┌─ Data rows

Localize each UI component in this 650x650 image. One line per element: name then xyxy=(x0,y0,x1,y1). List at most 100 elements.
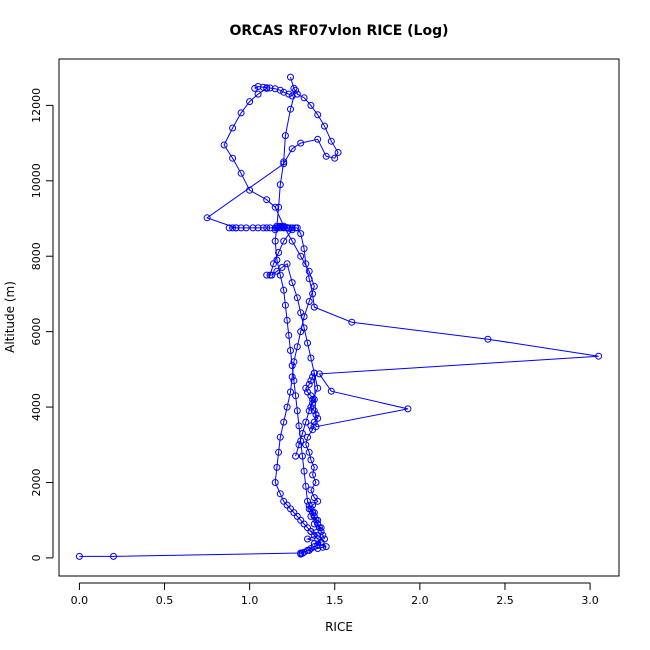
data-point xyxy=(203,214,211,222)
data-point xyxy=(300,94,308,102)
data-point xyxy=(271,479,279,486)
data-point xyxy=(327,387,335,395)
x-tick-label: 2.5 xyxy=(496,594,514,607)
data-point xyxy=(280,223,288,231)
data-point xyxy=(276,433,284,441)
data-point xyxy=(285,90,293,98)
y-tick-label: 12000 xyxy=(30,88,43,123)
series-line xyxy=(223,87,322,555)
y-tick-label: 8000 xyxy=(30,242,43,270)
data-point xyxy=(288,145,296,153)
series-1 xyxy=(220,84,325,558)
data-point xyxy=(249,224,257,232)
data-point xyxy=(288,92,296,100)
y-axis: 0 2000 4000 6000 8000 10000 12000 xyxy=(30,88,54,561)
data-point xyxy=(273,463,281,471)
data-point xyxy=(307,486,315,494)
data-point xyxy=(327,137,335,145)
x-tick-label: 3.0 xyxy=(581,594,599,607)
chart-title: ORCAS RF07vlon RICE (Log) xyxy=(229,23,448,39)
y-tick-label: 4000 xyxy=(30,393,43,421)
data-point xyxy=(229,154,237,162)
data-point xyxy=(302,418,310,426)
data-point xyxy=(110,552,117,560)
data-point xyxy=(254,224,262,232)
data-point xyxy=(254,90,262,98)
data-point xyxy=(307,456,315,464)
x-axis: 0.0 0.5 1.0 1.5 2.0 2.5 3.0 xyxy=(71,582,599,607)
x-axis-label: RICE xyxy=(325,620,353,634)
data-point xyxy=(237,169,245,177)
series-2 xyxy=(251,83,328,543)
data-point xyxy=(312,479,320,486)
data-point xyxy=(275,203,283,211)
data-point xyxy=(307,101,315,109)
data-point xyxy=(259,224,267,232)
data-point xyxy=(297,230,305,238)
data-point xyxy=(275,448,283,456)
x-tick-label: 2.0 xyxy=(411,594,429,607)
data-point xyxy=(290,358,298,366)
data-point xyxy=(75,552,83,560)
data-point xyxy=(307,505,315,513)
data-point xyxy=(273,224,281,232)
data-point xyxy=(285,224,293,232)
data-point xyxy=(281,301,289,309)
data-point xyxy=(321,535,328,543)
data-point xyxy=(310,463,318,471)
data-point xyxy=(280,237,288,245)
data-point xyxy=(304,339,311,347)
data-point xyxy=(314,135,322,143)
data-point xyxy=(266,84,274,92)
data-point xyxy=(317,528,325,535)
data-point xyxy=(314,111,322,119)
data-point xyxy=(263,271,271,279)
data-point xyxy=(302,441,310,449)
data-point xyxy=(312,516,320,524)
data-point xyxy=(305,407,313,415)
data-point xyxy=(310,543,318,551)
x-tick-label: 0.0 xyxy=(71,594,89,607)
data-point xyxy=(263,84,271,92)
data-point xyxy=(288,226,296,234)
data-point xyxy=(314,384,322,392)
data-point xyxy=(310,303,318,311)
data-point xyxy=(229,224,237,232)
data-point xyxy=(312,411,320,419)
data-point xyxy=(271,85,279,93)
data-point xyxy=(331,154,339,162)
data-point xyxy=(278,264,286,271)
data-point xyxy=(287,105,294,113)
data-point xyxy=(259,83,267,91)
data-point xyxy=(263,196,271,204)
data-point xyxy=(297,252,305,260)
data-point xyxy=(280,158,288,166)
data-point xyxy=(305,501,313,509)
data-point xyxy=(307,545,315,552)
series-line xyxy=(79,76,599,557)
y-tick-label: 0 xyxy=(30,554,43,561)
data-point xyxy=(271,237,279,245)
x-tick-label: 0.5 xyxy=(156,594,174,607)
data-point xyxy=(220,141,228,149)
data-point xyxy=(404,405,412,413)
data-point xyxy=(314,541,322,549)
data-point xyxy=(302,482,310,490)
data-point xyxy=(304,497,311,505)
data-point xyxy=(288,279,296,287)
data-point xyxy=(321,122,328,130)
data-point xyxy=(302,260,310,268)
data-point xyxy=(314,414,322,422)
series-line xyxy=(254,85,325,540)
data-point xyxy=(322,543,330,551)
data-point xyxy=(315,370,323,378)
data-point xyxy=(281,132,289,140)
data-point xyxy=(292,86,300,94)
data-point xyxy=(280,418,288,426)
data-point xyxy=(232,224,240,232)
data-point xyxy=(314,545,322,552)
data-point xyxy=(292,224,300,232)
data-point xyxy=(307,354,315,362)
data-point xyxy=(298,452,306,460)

└─
┌─ Data rows

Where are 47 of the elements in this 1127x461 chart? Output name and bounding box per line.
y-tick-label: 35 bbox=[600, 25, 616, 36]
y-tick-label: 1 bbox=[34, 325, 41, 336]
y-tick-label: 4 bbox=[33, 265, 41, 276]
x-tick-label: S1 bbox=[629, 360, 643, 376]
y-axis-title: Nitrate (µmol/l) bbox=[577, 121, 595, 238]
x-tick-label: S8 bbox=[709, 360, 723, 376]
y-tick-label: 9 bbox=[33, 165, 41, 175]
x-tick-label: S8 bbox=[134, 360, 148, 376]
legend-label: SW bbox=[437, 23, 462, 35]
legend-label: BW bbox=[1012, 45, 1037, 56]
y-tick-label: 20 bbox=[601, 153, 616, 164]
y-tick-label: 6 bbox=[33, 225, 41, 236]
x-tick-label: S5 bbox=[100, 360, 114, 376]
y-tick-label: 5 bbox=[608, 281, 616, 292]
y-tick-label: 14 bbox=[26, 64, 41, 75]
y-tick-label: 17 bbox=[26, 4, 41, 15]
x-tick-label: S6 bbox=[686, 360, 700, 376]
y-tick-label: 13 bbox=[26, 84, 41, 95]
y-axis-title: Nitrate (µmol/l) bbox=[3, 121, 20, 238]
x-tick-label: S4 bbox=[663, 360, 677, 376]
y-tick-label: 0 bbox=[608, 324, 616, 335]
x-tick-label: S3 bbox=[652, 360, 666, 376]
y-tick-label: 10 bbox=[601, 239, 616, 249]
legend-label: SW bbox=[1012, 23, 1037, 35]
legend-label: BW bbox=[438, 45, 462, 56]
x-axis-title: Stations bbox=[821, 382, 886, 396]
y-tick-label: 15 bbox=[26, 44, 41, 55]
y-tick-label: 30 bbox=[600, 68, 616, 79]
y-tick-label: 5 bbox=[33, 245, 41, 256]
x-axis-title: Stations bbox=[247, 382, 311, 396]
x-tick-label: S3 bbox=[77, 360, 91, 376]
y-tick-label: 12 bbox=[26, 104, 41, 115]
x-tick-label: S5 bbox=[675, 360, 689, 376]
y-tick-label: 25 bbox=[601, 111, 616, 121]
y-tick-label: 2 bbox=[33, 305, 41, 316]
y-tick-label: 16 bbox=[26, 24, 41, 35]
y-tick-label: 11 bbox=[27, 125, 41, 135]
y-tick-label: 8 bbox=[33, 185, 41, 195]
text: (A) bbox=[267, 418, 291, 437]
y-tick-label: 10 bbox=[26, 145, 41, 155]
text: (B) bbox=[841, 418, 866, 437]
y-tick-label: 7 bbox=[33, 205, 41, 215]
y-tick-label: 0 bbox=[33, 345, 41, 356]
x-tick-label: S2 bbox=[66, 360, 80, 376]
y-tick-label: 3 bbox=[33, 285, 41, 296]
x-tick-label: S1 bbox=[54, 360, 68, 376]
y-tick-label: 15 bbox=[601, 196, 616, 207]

└─
┌─ Data rows

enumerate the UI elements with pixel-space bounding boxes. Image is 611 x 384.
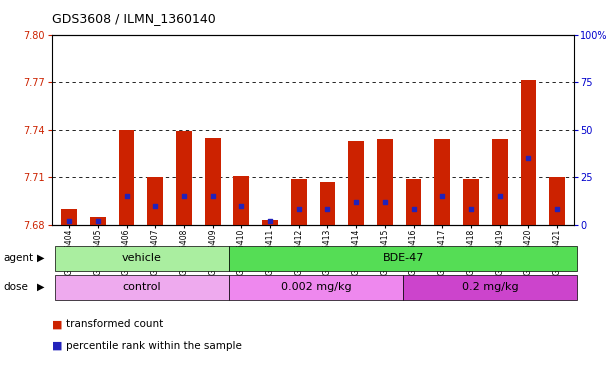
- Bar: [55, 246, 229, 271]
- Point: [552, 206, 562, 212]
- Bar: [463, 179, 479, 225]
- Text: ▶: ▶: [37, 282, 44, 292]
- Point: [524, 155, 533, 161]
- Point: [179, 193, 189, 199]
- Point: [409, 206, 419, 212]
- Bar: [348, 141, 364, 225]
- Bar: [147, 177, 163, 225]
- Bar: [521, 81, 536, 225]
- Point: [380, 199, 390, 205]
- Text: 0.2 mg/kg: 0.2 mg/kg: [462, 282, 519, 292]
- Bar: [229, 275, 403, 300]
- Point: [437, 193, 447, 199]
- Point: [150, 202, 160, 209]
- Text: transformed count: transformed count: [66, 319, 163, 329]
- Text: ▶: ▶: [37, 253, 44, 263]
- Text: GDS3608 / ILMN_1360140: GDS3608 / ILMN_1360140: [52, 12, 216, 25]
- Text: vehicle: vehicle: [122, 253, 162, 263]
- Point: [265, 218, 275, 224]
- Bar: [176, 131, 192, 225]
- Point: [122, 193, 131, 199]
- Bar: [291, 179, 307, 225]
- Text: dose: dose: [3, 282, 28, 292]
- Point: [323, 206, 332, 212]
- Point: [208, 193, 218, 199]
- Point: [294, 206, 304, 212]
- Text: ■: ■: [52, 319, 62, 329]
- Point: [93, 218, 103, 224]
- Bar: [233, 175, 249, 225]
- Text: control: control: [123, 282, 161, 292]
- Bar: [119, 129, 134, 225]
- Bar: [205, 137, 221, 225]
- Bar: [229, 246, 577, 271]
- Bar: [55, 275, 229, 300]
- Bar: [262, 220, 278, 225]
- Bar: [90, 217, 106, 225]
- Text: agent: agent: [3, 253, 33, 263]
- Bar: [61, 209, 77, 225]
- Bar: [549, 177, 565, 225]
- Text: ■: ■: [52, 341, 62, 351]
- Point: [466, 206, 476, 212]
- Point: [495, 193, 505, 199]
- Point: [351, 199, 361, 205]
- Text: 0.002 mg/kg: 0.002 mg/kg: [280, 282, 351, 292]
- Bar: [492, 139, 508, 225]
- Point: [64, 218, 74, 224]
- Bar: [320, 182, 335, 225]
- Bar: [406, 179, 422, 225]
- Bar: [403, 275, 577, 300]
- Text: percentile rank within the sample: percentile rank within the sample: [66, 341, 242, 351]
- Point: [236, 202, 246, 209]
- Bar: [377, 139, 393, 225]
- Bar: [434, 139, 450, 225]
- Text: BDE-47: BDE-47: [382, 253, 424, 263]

└─

Given instruction
Rewrite the listing from the line with "- Bar: [55, 246, 229, 271]" to the line with "- Text: GDS3608", swapping "Point" for "Marker" and keeping everything else as it is.

Reply
- Bar: [55, 246, 229, 271]
- Marker: [552, 206, 562, 212]
- Bar: [463, 179, 479, 225]
- Text: ▶: ▶: [37, 282, 44, 292]
- Marker: [524, 155, 533, 161]
- Marker: [179, 193, 189, 199]
- Marker: [409, 206, 419, 212]
- Bar: [348, 141, 364, 225]
- Bar: [147, 177, 163, 225]
- Bar: [521, 81, 536, 225]
- Marker: [380, 199, 390, 205]
- Text: 0.2 mg/kg: 0.2 mg/kg: [462, 282, 519, 292]
- Bar: [229, 275, 403, 300]
- Marker: [437, 193, 447, 199]
- Marker: [150, 202, 160, 209]
- Text: transformed count: transformed count: [66, 319, 163, 329]
- Text: ▶: ▶: [37, 253, 44, 263]
- Text: GDS3608 / ILMN_1360140: GDS3608 / ILMN_1360140: [52, 12, 216, 25]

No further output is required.